From the entries below, copy every line holding the word "Pravidla".

═══ Data rows ═══

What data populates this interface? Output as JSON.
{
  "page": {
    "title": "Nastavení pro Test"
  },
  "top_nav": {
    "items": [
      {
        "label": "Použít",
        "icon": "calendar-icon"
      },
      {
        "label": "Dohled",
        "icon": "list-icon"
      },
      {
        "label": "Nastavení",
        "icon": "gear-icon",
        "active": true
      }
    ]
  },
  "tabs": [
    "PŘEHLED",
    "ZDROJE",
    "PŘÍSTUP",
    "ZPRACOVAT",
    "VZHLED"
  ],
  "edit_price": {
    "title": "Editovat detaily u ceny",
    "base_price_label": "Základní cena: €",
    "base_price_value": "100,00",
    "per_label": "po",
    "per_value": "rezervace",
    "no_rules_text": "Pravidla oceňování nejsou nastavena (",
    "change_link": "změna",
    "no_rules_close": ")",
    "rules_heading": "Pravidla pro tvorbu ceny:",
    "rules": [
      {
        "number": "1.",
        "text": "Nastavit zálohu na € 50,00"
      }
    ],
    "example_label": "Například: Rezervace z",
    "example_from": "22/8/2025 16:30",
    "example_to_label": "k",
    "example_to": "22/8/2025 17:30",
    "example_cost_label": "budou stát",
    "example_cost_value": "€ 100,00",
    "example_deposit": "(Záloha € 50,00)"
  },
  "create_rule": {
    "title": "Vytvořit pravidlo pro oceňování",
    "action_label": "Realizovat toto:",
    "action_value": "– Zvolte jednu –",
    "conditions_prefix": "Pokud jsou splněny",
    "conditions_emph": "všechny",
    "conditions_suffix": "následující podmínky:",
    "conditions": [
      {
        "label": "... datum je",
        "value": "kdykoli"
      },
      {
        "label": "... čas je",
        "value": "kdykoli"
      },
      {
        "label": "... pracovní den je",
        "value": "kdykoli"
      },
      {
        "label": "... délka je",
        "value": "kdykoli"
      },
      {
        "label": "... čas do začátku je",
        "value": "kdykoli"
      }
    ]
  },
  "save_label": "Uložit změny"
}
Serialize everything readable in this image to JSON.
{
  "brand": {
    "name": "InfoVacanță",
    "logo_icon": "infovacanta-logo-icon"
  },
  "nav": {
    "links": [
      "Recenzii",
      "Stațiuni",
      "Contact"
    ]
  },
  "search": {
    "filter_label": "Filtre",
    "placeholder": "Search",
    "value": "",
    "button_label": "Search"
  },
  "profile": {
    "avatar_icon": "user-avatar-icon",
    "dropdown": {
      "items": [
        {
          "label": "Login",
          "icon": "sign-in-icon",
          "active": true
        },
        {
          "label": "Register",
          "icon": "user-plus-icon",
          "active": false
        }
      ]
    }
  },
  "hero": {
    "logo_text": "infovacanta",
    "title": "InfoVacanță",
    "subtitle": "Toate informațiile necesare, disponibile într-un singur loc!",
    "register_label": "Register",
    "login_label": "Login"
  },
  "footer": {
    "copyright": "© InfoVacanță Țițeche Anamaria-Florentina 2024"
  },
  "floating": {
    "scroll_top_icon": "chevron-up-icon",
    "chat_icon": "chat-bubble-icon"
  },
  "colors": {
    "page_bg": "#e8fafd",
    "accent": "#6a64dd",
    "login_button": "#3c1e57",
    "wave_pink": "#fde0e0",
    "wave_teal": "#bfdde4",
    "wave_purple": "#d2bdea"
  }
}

═══

● Task answer:
    "no_rules_text": "Pravidla oceňování nejsou nastavena (",
    "rules_heading": "Pravidla pro tvorbu ceny:",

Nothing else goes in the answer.